• _Texto proporcionado_:
########
Ahí, cuando Ruggeri baja el tono habitualmente alto de su vozarrón para cerrar la anécdota y tal vez para esconder el quiebre en su garganta parece posible encontrar el punto de contacto, de similitud, entre dos hombres que conservan una amistad hermanada de casi cuatro décadas y que en apariencia son absolutamente diferentes: hay una sensibilidad especial, igual y única, que surge tanto del volcán en erupción que es Ruggeri como del lago de aguas calmas que es Gareca.
“Somos de características diferentes, pero en algunas cosas nos parecemos. Somos acuarianos los dos, distintos en la forma de expresarnos: yo trato de esquivar los problemas para solucionarlos; él, en cambio, los encara de frente… Y bancatelá, eh”, dice Ricardo, nacido en febrero de 1958 en Tapiales, partido de La Matanza, una de las zonas más populosas del duro conurbano de la ciudad de Buenos Aires, cuatro años antes que Oscar, nacido en enero de 1962 en Corral de Bustos, provincia de Córdoba, una zona de campos grandes donde la familia se ganaba el pan de cada día gracias al duro trabajo de su papá como camionero.
########
• _Para realizar_:
1. Responda estas preguntas con la información del texto sobre Ruggeri y Gareca:
(a) ¿Cuánto tiempo lleva la amistad entre los dos hombres?
(b) ¿En qué lugar y en qué mes y año nació Ricardo?
(c) ¿Gracias a qué trabajo se ganaba la vida la familia de Oscar?
2. Según el texto sobre Ruggeri y Gareca, ¿por qué baja Ruggeri el tono de su voz? Explíquelo en una a tres oraciones.

• _Material recopilado_:
########
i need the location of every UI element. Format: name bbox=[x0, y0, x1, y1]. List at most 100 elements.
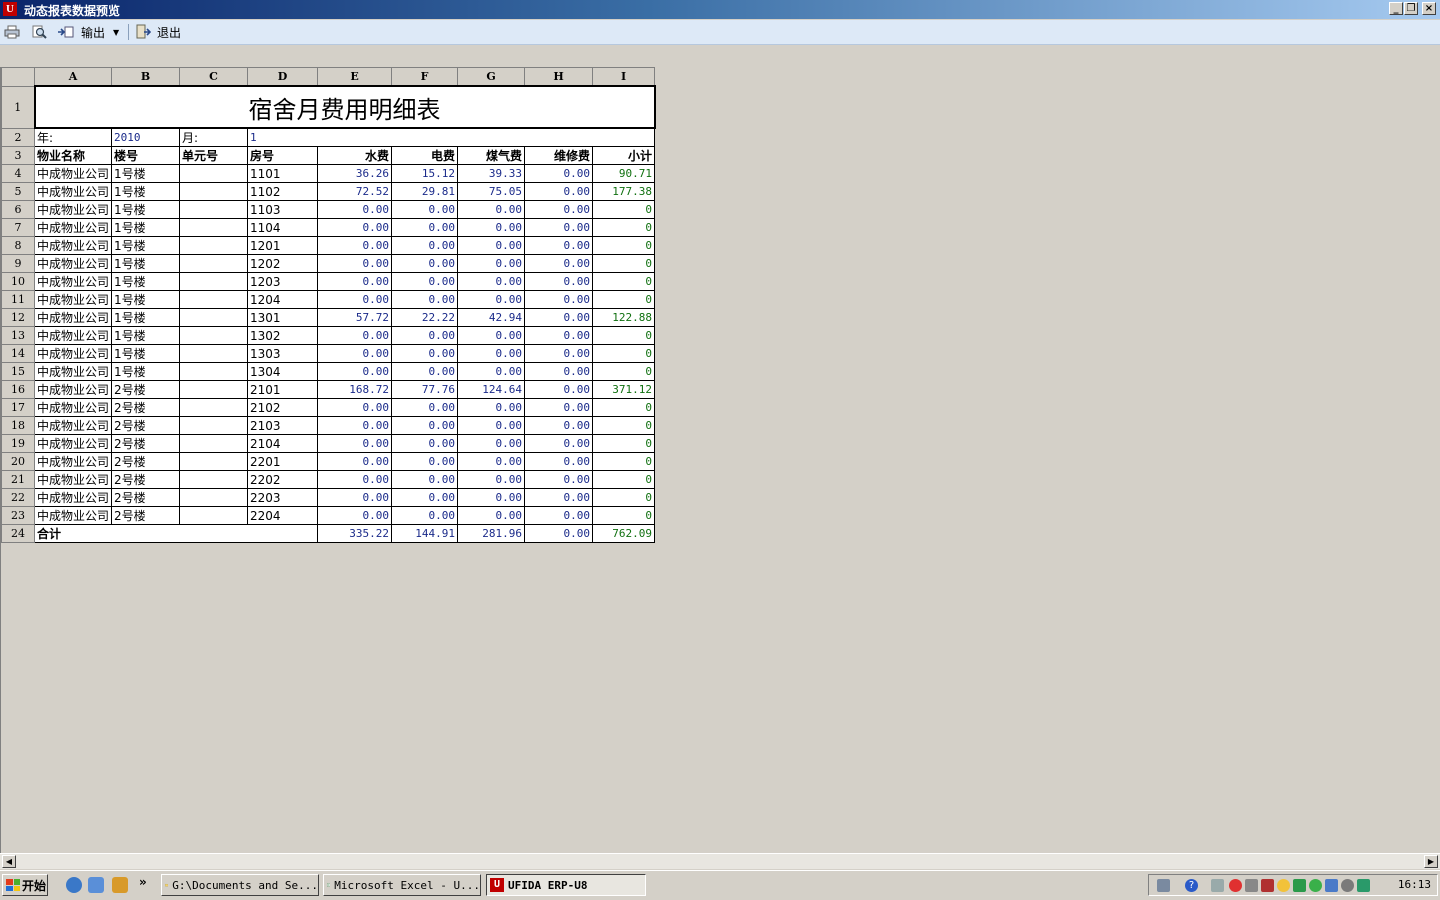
########
• _Respuestas por tarea_:
1.
(a) Casi cuatro décadas.
(b) En Tapiales, partido de La Matanza, en febrero de 1958.
(c) Gracias al trabajo de su papá como camionero.

2. Ruggeri baja el tono habitualmente alto de su voz para cerrar la anécdota. Además, tal vez lo hace para esconder el quiebre en su garganta.